> Input material:
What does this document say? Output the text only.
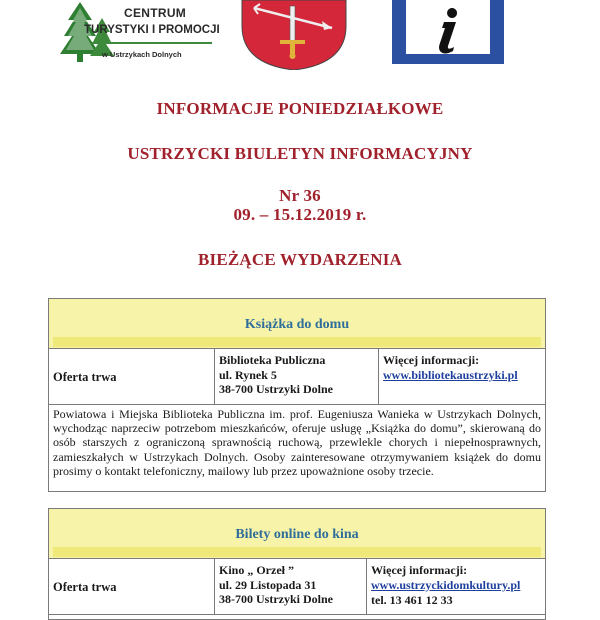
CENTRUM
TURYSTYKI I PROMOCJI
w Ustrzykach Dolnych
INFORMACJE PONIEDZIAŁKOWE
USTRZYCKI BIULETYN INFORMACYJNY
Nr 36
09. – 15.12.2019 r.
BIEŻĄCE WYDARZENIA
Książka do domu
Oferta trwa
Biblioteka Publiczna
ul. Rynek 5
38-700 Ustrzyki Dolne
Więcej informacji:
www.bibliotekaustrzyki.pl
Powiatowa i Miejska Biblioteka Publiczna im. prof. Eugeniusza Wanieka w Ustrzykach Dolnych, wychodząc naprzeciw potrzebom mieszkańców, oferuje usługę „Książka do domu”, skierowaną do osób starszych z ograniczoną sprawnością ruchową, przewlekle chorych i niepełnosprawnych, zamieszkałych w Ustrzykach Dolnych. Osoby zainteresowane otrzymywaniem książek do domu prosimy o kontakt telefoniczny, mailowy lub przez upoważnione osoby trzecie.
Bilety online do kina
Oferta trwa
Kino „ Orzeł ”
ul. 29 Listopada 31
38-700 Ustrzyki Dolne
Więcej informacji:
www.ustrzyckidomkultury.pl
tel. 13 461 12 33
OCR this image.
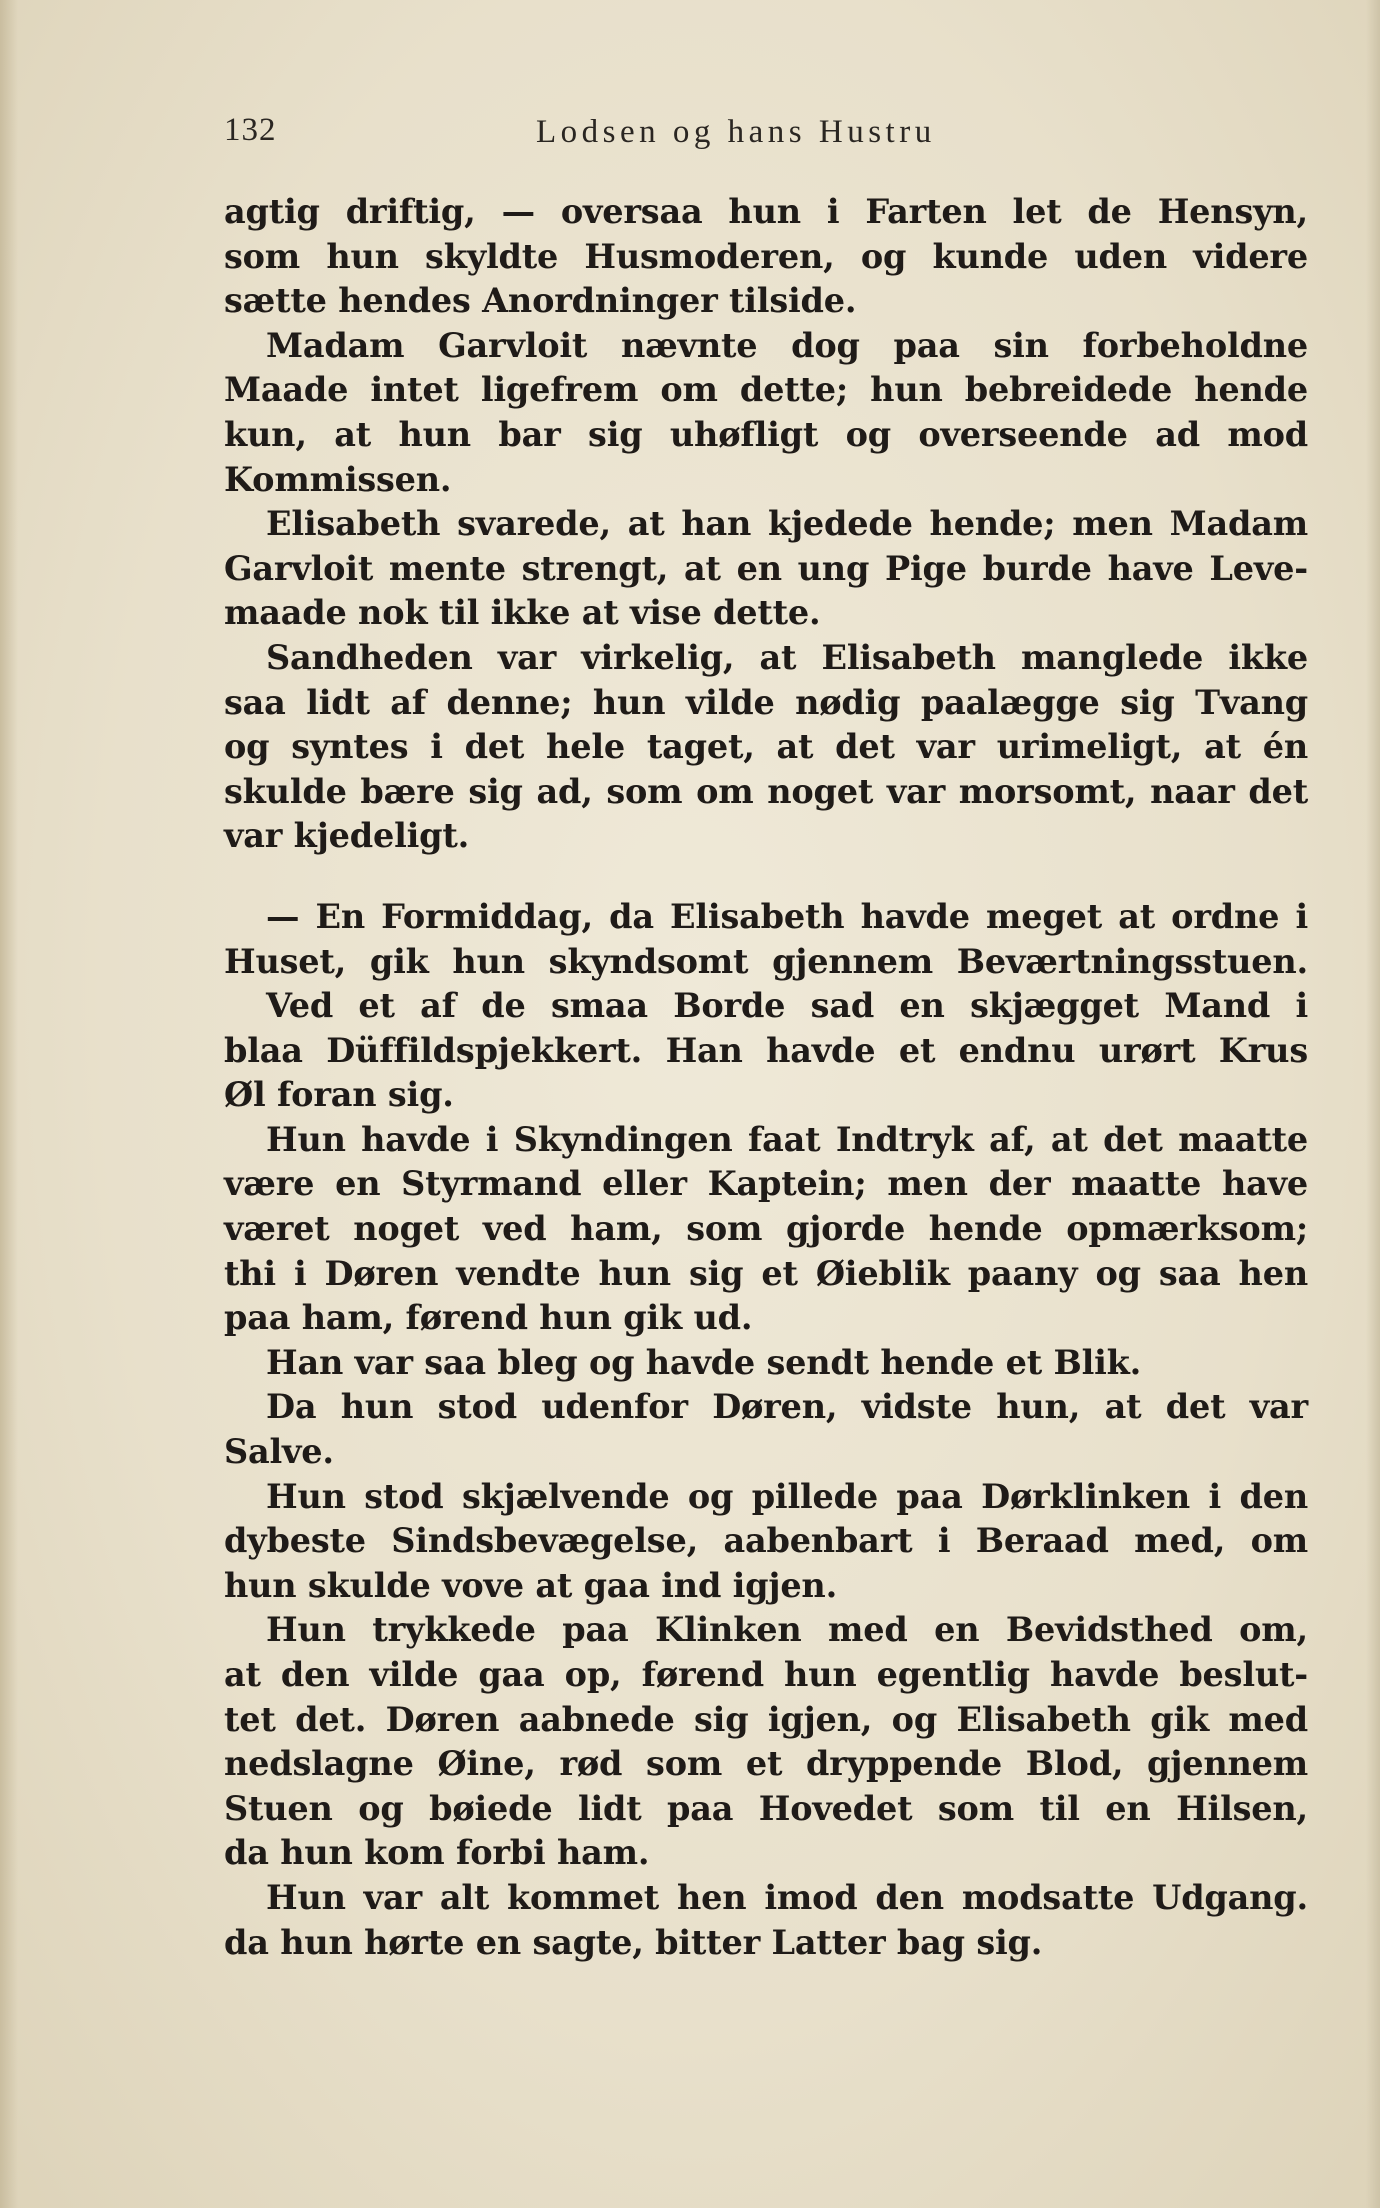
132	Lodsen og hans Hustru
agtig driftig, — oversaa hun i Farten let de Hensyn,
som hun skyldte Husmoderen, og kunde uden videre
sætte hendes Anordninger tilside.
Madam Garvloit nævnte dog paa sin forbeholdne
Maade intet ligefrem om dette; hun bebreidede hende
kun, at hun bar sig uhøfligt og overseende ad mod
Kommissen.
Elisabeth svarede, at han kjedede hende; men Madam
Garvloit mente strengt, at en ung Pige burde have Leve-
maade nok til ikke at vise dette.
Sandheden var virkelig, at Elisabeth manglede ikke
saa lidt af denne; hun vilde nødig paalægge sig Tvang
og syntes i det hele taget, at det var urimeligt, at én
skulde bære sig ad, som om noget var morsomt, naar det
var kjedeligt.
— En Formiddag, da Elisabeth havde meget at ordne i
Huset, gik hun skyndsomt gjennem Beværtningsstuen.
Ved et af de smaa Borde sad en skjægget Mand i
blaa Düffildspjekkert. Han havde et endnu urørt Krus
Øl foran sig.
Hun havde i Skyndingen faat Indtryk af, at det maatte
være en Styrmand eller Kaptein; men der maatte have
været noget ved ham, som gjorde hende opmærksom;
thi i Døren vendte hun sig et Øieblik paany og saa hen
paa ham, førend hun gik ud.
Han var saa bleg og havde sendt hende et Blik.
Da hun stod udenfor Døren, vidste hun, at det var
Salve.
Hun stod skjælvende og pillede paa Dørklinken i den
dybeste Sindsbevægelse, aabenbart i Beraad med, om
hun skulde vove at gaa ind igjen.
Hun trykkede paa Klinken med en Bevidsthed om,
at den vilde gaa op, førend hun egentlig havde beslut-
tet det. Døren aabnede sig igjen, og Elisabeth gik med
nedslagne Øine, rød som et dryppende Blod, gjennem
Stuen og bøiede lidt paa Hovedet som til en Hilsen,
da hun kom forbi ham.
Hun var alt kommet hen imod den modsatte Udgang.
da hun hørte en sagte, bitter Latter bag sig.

* * *

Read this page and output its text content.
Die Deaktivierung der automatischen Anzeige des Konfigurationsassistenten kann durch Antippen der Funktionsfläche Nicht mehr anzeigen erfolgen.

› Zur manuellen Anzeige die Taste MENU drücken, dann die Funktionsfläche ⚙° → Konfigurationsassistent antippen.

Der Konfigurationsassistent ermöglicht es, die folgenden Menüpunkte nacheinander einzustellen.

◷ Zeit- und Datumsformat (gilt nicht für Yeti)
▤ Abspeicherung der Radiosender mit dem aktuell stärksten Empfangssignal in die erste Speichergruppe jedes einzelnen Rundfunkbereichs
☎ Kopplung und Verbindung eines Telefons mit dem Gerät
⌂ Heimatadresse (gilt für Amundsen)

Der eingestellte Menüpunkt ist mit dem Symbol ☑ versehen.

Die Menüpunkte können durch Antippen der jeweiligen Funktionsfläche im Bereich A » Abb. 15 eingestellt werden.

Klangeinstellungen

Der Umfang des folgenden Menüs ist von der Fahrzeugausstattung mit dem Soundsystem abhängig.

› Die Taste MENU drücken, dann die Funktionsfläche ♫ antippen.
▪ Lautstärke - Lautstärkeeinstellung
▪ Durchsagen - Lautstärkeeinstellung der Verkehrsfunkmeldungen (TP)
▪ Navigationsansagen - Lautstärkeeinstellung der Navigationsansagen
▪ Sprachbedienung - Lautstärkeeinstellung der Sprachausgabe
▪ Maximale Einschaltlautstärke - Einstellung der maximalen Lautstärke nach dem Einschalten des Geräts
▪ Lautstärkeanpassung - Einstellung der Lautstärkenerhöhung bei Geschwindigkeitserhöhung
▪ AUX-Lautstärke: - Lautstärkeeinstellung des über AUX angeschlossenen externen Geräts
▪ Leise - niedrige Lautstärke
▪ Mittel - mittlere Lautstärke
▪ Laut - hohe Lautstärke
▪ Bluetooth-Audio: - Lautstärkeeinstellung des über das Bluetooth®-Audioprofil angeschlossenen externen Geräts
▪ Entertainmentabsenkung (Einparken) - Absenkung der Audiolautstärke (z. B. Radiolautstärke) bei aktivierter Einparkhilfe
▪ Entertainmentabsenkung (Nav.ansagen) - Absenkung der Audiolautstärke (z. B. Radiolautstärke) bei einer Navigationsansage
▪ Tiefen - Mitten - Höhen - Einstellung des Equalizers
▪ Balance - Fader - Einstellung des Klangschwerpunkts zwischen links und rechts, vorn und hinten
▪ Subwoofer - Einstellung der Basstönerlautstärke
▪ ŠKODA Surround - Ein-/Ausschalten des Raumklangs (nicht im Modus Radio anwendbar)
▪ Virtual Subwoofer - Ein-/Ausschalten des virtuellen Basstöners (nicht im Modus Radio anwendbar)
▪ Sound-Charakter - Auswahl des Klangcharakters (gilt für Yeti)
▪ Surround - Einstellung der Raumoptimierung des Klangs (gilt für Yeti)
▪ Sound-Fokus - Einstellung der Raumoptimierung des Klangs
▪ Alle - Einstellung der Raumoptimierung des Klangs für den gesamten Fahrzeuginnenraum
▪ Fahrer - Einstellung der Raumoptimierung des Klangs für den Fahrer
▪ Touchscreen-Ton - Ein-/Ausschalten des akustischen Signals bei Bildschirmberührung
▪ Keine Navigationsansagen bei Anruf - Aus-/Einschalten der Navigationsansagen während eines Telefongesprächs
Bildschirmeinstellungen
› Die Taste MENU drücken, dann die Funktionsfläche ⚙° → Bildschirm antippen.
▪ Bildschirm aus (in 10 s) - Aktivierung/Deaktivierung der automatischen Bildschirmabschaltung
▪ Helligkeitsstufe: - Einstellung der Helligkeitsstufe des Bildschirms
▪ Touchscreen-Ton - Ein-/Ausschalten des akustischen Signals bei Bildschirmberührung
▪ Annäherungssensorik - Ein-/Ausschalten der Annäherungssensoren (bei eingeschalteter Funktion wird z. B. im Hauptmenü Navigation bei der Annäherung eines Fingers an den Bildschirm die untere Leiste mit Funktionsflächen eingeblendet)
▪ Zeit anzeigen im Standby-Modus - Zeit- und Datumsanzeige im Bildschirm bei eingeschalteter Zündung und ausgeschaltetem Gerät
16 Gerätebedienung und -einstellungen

> What the task asks: Return each line among the entries that holds the word "Menüpunkte".

> Written response:
Der Konfigurationsassistent ermöglicht es, die folgenden Menüpunkte nacheinander einzustellen.
Die Menüpunkte können durch Antippen der jeweiligen Funktionsfläche im Bereich A » Abb. 15 eingestellt werden.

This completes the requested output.